• _WORK TO BE COMPLETED_:
Wherever a line in the data below holds "EMPLOYMENT", copy that line.

Data excerpts:

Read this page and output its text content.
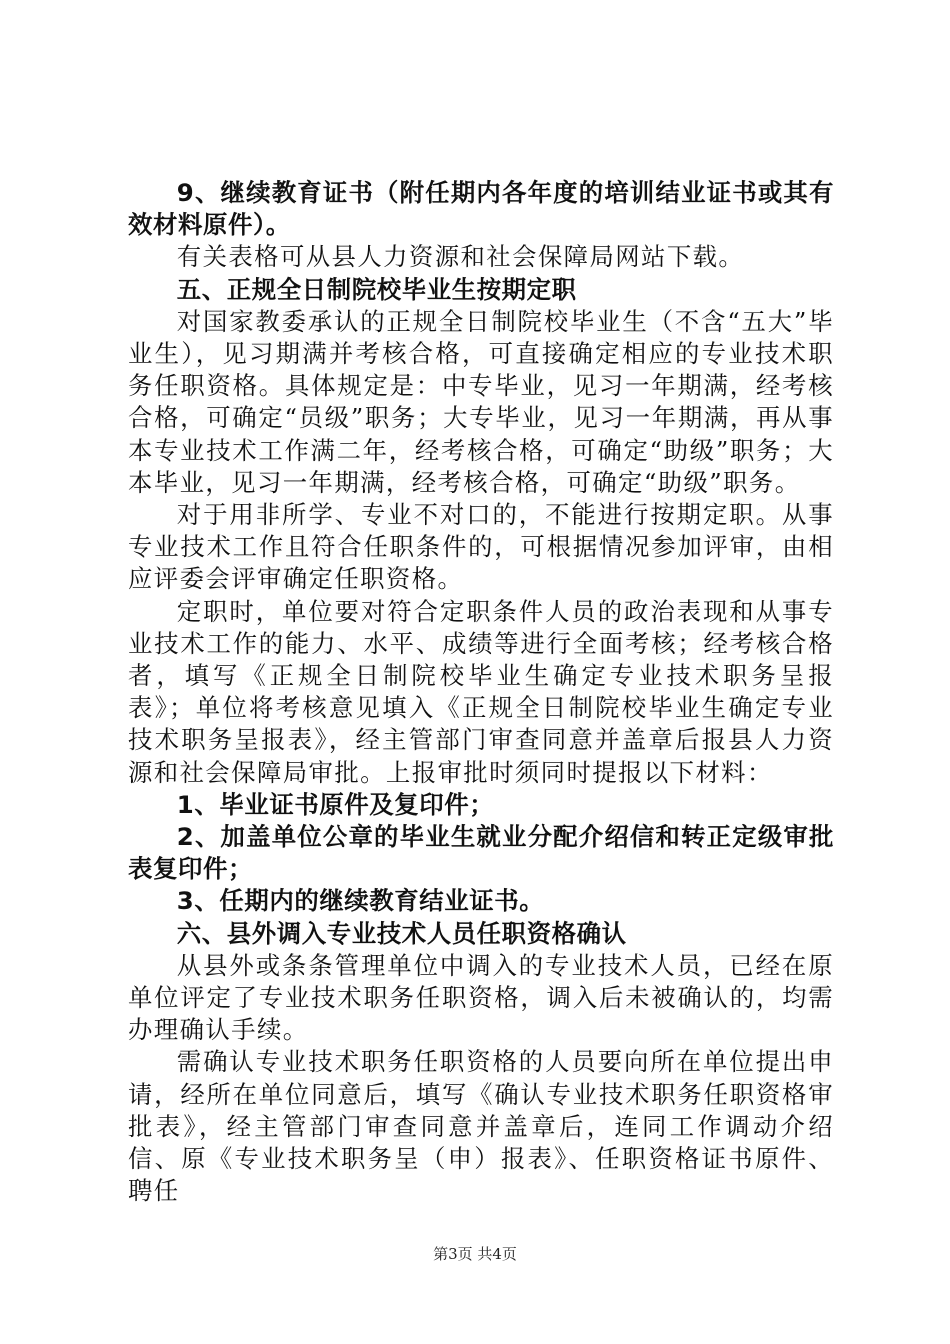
9、继续教育证书（附任期内各年度的培训结业证书或其有效材料原件）。

有关表格可从县人力资源和社会保障局网站下载。

五、正规全日制院校毕业生按期定职

对国家教委承认的正规全日制院校毕业生（不含“五大”毕业生），见习期满并考核合格，可直接确定相应的专业技术职务任职资格。具体规定是：中专毕业，见习一年期满，经考核合格，可确定“员级”职务；大专毕业，见习一年期满，再从事本专业技术工作满二年，经考核合格，可确定“助级”职务；大本毕业，见习一年期满，经考核合格，可确定“助级”职务。

对于用非所学、专业不对口的，不能进行按期定职。从事专业技术工作且符合任职条件的，可根据情况参加评审，由相应评委会评审确定任职资格。

定职时，单位要对符合定职条件人员的政治表现和从事专业技术工作的能力、水平、成绩等进行全面考核；经考核合格者，填写《正规全日制院校毕业生确定专业技术职务呈报表》；单位将考核意见填入《正规全日制院校毕业生确定专业技术职务呈报表》，经主管部门审查同意并盖章后报县人力资源和社会保障局审批。上报审批时须同时提报以下材料：

1、毕业证书原件及复印件；

2、加盖单位公章的毕业生就业分配介绍信和转正定级审批表复印件；

3、任期内的继续教育结业证书。

六、县外调入专业技术人员任职资格确认

从县外或条条管理单位中调入的专业技术人员，已经在原单位评定了专业技术职务任职资格，调入后未被确认的，均需办理确认手续。

需确认专业技术职务任职资格的人员要向所在单位提出申请，经所在单位同意后，填写《确认专业技术职务任职资格审批表》，经主管部门审查同意并盖章后，连同工作调动介绍信、原《专业技术职务呈（申）报表》、任职资格证书原件、聘任

第3页 共4页
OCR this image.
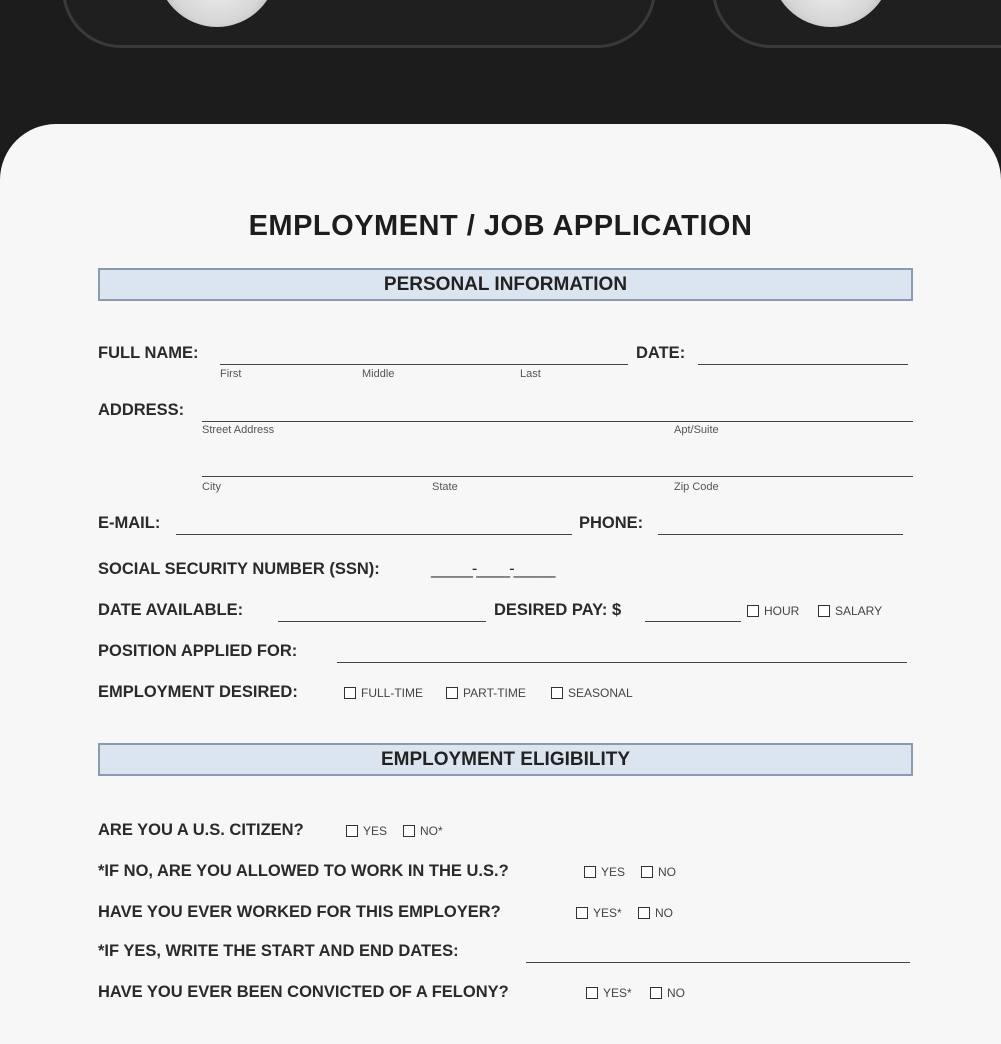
EMPLOYMENT / JOB APPLICATION
PERSONAL INFORMATION
FULL NAME:
First	Middle	Last
DATE:
ADDRESS:
Street Address	Apt/Suite
City	State	Zip Code
E-MAIL:	PHONE:
SOCIAL SECURITY NUMBER (SSN):	_____-____-_____
DATE AVAILABLE:	DESIRED PAY: $	HOUR	SALARY
POSITION APPLIED FOR:
EMPLOYMENT DESIRED:	FULL-TIME	PART-TIME	SEASONAL
EMPLOYMENT ELIGIBILITY
ARE YOU A U.S. CITIZEN?	YES	NO*
*IF NO, ARE YOU ALLOWED TO WORK IN THE U.S.?	YES	NO
HAVE YOU EVER WORKED FOR THIS EMPLOYER?	YES*	NO
*IF YES, WRITE THE START AND END DATES:
HAVE YOU EVER BEEN CONVICTED OF A FELONY?	YES*	NO
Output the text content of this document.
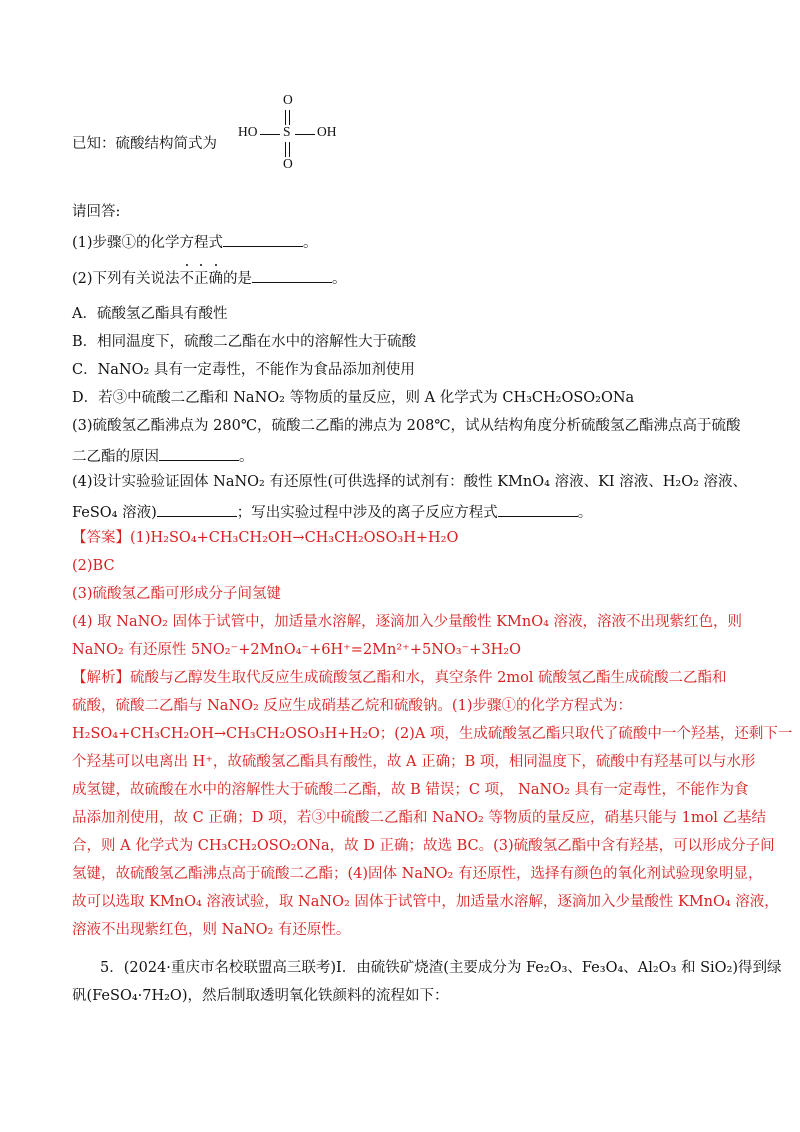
已知：硫酸结构简式为
O
HO S OH
O
请回答:
(1)步骤①的化学方程式	。
(2)下列有关说法
不
正
确的是	。
A．硫酸氢乙酯具有酸性
B．相同温度下，硫酸二乙酯在水中的溶解性大于硫酸
C．NaNO₂ 具有一定毒性，不能作为食品添加剂使用
D．若③中硫酸二乙酯和 NaNO₂ 等物质的量反应，则 A 化学式为 CH₃CH₂OSO₂ONa
(3)硫酸氢乙酯沸点为 280℃，硫酸二乙酯的沸点为 208℃，试从结构角度分析硫酸氢乙酯沸点高于硫酸
二乙酯的原因	。
(4)设计实验验证固体 NaNO₂ 有还原性(可供选择的试剂有：酸性 KMnO₄ 溶液、KI 溶液、H₂O₂ 溶液、
FeSO₄ 溶液)	；写出实验过程中涉及的离子反应方程式	。
【答案】(1)H₂SO₄+CH₃CH₂OH→CH₃CH₂OSO₃H+H₂O
(2)BC
(3)硫酸氢乙酯可形成分子间氢键
(4) 取 NaNO₂ 固体于试管中，加适量水溶解，逐滴加入少量酸性 KMnO₄ 溶液，溶液不出现紫红色，则
NaNO₂ 有还原性 5NO₂⁻+2MnO₄⁻+6H⁺=2Mn²⁺+5NO₃⁻+3H₂O
【解析】硫酸与乙醇发生取代反应生成硫酸氢乙酯和水，真空条件 2mol 硫酸氢乙酯生成硫酸二乙酯和
硫酸，硫酸二乙酯与 NaNO₂ 反应生成硝基乙烷和硫酸钠。(1)步骤①的化学方程式为：
H₂SO₄+CH₃CH₂OH→CH₃CH₂OSO₃H+H₂O；(2)A 项，生成硫酸氢乙酯只取代了硫酸中一个羟基，还剩下一
个羟基可以电离出 H⁺，故硫酸氢乙酯具有酸性，故 A 正确；B 项，相同温度下，硫酸中有羟基可以与水形
成氢键，故硫酸在水中的溶解性大于硫酸二乙酯，故 B 错误；C 项， NaNO₂ 具有一定毒性，不能作为食
品添加剂使用，故 C 正确；D 项，若③中硫酸二乙酯和 NaNO₂ 等物质的量反应，硝基只能与 1mol 乙基结
合，则 A 化学式为 CH₃CH₂OSO₂ONa，故 D 正确；故选 BC。(3)硫酸氢乙酯中含有羟基，可以形成分子间
氢键，故硫酸氢乙酯沸点高于硫酸二乙酯；(4)固体 NaNO₂ 有还原性，选择有颜色的氧化剂试验现象明显，
故可以选取 KMnO₄ 溶液试验，取 NaNO₂ 固体于试管中，加适量水溶解，逐滴加入少量酸性 KMnO₄ 溶液，
溶液不出现紫红色，则 NaNO₂ 有还原性。
5．(2024·重庆市名校联盟高三联考)Ⅰ．由硫铁矿烧渣(主要成分为 Fe₂O₃、Fe₃O₄、Al₂O₃ 和 SiO₂)得到绿
矾(FeSO₄·7H₂O)，然后制取透明氧化铁颜料的流程如下：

• _RESULT_:
EMPLOYMENT / JOB APPLICATION
EMPLOYMENT DESIRED:	FULL-TIME	PART-TIME	SEASONAL
EMPLOYMENT ELIGIBILITY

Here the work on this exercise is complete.